* **RECORD SET**
━━━━━━━━━━

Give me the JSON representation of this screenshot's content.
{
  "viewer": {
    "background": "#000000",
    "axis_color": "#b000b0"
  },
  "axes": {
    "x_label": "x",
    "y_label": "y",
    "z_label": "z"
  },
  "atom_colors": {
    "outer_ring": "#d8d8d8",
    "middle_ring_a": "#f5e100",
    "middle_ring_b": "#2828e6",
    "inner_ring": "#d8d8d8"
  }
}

━━━━━━━━━━

* **TASK DETAILS**
Take the entries above and transcribe them exactly.

* **RIGHT ANSWER**
Give me the JSON representation of this screenshot's content.
{
  "viewer": {
    "background": "#000000",
    "axis_color": "#b000b0"
  },
  "axes": {
    "x_label": "x",
    "y_label": "y",
    "z_label": "z"
  },
  "atom_colors": {
    "outer_ring": "#d8d8d8",
    "middle_ring_a": "#f5e100",
    "middle_ring_b": "#2828e6",
    "inner_ring": "#d8d8d8"
  }
}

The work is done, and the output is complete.